To be done: Check each line of the material below, and copy it if it holds the string "legend".

Stored data:
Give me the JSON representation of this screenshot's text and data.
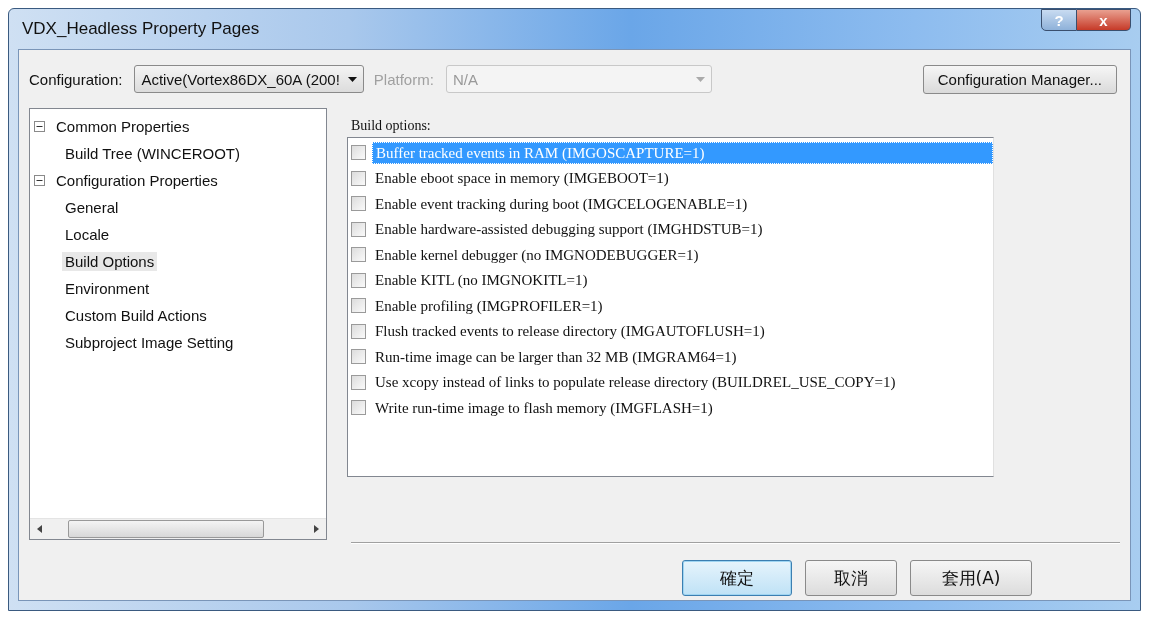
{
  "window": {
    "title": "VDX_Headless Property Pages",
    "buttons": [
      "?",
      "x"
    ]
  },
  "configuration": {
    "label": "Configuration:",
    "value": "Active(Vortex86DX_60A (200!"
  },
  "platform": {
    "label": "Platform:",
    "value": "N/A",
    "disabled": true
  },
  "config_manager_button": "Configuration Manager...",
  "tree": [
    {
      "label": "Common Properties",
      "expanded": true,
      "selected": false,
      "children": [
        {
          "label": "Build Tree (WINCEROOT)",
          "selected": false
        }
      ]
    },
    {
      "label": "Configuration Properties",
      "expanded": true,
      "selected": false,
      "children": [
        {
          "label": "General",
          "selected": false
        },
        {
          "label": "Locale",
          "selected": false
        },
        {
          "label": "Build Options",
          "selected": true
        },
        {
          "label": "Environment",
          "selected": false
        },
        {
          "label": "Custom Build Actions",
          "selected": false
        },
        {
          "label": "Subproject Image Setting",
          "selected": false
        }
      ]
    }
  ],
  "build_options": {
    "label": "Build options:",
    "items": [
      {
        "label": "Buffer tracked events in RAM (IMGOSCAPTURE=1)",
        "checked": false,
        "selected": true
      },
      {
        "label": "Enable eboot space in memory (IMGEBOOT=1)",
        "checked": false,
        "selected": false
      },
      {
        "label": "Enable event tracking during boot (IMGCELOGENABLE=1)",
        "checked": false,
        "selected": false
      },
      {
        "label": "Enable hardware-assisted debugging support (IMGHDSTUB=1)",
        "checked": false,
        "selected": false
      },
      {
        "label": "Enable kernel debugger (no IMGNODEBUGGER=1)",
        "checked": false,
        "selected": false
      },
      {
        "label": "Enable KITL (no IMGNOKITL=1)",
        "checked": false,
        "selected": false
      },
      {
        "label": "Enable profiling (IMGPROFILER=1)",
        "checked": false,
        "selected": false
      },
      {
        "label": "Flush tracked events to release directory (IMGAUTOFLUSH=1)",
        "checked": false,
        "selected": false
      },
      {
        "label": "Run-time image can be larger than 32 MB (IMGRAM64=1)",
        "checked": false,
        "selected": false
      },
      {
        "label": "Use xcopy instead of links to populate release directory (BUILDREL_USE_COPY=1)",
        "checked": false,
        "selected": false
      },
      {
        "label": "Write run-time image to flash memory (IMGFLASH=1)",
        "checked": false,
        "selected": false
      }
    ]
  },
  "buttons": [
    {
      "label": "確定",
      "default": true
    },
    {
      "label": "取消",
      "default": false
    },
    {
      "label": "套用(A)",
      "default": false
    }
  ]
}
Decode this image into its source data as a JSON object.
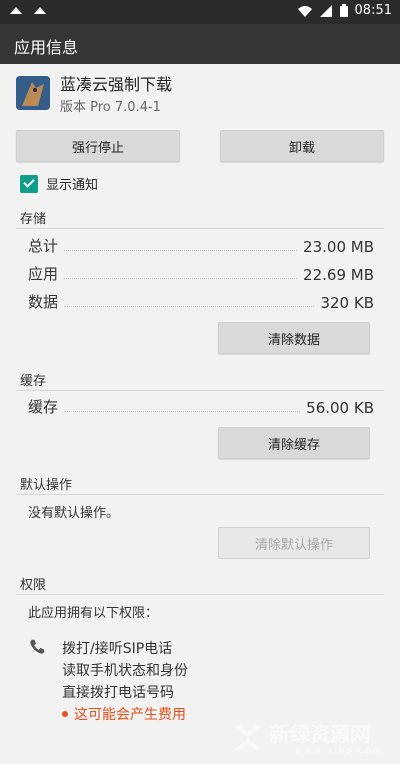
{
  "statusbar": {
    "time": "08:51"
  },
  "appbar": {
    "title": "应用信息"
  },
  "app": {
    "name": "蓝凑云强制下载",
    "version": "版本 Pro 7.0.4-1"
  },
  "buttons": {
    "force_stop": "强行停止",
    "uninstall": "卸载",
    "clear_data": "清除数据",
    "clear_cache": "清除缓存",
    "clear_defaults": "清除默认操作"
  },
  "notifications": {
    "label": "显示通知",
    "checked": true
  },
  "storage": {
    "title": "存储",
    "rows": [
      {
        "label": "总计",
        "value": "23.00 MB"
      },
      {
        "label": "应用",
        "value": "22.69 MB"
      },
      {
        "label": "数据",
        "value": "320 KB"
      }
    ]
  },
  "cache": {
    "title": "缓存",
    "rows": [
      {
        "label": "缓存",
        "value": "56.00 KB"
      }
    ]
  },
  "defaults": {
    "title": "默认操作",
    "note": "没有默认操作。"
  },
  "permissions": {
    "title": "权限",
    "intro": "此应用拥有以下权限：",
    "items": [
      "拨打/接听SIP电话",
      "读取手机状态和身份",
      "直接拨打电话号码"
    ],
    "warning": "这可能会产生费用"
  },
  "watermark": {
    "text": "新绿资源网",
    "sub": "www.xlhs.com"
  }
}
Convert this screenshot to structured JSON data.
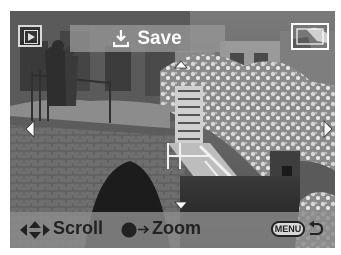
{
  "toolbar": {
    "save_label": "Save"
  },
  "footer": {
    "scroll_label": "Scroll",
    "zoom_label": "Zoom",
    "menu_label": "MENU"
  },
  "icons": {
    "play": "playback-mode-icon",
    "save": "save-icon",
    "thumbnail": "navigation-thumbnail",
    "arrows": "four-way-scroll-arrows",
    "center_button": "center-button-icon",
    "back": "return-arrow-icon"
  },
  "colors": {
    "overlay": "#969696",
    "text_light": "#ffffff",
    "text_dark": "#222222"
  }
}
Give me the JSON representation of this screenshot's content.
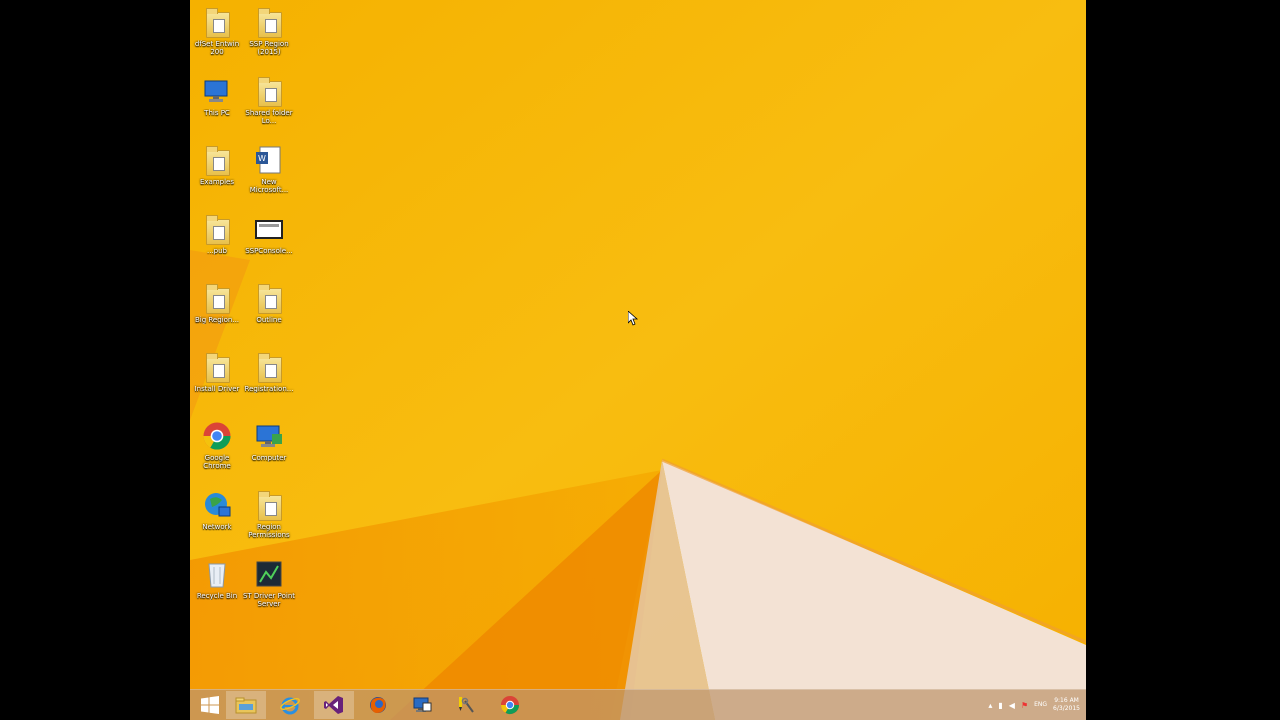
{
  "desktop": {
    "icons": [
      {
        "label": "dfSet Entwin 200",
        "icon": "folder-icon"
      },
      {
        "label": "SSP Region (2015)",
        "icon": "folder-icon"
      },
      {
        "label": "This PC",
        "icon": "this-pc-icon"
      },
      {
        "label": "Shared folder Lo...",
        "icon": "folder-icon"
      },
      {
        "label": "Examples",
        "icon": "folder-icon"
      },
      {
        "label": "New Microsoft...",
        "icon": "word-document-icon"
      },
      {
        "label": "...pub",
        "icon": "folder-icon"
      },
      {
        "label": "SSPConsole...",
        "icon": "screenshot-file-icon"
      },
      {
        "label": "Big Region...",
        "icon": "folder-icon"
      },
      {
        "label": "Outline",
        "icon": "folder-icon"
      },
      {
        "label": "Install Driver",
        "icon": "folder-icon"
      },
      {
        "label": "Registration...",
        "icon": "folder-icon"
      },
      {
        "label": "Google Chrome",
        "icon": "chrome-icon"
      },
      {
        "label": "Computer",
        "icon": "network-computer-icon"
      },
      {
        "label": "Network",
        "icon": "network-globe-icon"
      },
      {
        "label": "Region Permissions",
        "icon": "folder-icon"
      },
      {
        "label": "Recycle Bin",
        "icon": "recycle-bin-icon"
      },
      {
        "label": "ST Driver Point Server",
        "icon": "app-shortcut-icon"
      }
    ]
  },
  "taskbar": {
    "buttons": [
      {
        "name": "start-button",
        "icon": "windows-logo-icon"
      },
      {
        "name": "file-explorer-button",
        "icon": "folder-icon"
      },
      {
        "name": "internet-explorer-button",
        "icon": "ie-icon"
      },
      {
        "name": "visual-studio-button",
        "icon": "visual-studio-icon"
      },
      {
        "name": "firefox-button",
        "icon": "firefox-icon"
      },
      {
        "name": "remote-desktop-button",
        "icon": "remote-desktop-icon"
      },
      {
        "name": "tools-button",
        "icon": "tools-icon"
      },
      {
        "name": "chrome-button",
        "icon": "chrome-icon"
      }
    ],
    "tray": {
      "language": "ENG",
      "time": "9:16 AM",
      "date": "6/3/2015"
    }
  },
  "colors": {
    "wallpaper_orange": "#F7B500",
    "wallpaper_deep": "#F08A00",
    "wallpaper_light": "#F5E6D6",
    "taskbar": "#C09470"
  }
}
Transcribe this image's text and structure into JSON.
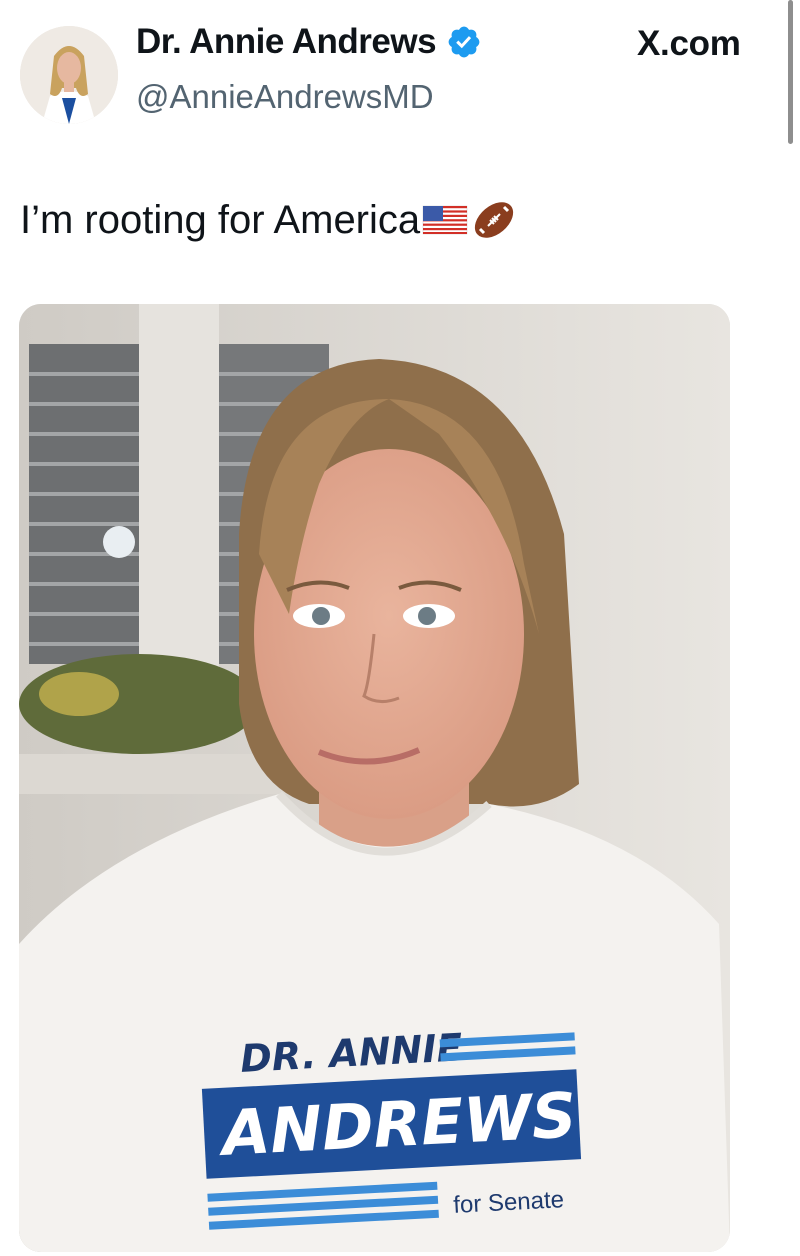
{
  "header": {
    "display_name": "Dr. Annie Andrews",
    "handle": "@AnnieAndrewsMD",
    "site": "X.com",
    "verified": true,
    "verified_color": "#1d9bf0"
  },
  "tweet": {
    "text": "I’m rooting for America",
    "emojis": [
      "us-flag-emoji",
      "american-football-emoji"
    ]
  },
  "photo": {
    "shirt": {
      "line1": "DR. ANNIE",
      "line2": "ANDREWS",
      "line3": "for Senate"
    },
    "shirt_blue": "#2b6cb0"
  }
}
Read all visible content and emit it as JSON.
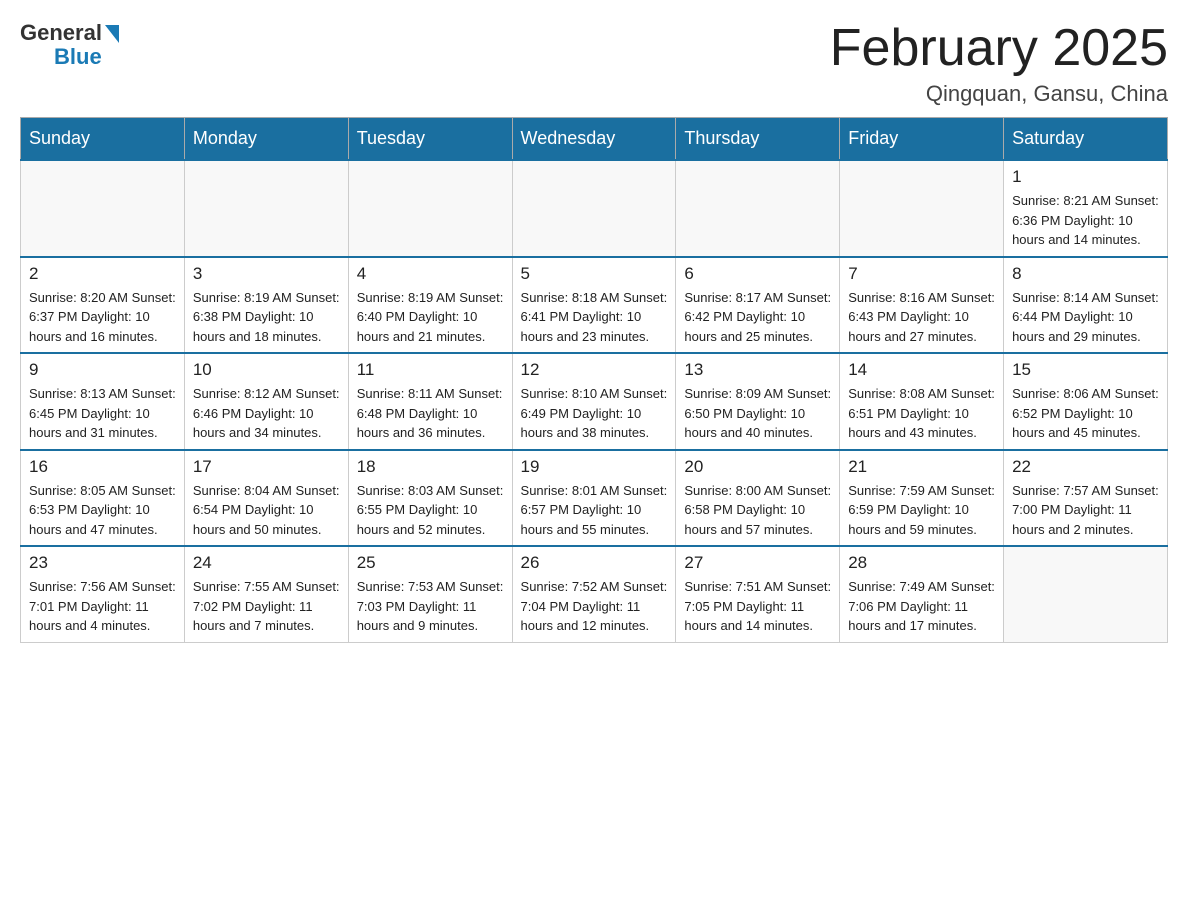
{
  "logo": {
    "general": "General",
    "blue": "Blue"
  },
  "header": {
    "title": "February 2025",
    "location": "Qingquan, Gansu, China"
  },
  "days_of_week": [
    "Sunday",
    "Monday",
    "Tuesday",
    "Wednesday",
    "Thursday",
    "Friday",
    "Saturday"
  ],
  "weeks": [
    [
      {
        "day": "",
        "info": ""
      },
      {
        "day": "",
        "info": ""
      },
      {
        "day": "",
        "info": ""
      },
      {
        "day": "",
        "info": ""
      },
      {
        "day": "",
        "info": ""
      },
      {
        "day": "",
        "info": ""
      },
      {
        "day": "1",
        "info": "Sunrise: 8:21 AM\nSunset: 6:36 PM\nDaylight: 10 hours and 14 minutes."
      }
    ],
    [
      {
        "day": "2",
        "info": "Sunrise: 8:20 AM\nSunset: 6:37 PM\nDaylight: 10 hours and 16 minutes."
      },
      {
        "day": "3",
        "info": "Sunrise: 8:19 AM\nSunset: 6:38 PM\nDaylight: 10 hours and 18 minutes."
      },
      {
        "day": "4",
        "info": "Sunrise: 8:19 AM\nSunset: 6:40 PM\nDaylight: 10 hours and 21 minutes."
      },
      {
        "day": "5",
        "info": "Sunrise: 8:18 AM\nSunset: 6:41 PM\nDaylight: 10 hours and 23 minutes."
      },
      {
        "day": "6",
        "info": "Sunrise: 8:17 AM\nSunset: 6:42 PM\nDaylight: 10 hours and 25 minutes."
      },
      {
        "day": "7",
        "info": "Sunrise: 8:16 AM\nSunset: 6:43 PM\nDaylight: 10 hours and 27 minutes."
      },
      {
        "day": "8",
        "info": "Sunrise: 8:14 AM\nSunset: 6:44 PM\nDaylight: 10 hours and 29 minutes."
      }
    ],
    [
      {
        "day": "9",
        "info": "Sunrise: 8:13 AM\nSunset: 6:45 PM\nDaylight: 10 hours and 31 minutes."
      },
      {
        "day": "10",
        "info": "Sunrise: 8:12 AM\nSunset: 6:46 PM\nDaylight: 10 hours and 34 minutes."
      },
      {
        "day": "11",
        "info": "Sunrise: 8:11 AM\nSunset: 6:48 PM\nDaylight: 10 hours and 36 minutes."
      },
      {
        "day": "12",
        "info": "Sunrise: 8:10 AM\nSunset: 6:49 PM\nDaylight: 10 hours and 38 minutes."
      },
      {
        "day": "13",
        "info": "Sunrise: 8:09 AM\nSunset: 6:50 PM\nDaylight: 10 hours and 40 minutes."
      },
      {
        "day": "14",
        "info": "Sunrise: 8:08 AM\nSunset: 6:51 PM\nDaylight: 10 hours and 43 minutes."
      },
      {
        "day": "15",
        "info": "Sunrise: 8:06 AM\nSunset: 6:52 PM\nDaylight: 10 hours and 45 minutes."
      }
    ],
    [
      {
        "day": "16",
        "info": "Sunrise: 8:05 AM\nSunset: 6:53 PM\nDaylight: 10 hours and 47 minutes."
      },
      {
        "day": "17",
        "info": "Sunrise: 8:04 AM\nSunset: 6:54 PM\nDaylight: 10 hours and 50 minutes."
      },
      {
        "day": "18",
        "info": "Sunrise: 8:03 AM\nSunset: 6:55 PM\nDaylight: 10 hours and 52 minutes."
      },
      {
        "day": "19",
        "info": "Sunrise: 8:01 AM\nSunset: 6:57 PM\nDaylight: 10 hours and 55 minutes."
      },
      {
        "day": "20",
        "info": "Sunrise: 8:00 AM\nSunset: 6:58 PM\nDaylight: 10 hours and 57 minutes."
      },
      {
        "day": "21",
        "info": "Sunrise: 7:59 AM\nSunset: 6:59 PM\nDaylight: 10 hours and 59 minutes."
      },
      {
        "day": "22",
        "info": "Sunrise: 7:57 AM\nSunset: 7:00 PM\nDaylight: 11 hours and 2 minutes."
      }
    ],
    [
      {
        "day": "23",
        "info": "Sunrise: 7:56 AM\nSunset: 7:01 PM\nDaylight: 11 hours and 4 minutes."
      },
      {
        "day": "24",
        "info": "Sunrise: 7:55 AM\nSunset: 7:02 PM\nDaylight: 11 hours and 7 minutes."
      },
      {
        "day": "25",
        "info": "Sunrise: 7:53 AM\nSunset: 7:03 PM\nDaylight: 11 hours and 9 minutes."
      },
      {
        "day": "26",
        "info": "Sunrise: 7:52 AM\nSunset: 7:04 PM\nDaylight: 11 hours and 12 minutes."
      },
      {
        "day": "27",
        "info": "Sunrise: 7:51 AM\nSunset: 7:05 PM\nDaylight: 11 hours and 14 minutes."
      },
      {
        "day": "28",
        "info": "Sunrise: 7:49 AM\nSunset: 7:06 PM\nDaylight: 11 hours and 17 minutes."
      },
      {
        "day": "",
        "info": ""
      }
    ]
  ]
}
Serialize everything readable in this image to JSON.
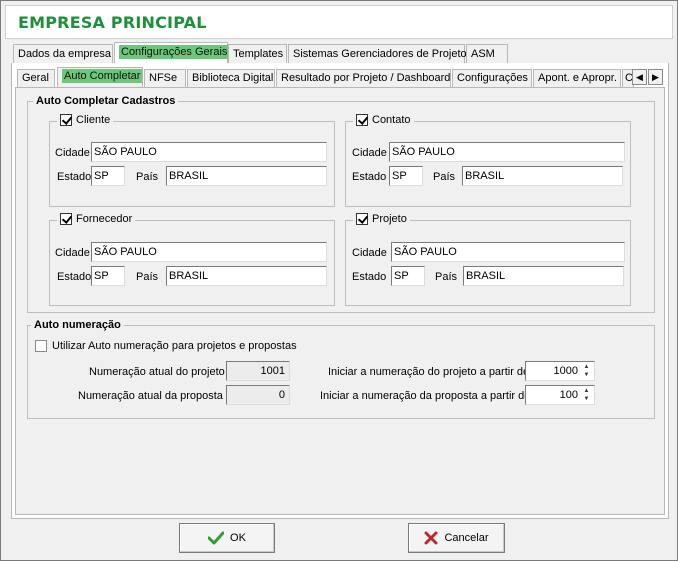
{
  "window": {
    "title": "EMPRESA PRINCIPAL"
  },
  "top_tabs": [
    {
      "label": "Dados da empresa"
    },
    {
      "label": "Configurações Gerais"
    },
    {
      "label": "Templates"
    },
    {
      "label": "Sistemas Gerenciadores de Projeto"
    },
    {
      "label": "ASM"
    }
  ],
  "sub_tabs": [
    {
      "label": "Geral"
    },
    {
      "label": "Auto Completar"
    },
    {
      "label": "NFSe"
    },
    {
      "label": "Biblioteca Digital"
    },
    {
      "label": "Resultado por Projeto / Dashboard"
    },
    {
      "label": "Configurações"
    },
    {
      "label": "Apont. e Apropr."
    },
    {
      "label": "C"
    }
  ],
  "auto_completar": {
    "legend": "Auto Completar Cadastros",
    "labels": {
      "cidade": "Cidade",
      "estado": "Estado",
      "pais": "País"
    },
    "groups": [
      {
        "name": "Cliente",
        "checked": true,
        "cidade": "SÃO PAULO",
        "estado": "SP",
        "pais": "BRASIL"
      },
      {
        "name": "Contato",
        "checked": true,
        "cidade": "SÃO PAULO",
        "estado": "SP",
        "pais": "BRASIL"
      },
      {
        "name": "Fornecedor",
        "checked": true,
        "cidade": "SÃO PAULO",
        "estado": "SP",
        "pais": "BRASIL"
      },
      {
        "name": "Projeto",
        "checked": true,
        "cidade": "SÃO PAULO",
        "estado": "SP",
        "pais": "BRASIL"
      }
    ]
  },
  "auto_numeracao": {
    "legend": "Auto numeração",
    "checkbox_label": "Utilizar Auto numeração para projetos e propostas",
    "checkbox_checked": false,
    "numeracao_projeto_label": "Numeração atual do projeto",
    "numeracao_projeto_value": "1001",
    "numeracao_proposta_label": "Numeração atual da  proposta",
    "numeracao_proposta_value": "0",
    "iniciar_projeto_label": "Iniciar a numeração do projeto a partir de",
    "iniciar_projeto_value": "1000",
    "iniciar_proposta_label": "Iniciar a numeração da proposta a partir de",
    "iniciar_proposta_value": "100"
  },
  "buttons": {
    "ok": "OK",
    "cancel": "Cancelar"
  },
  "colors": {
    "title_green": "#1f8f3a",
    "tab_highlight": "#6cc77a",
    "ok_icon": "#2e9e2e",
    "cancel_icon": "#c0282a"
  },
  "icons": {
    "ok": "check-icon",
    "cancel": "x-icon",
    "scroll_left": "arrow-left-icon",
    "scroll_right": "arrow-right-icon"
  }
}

Answer to the task:
    "legend": "Auto Completar Cadastros",
    "legend": "Auto numeração",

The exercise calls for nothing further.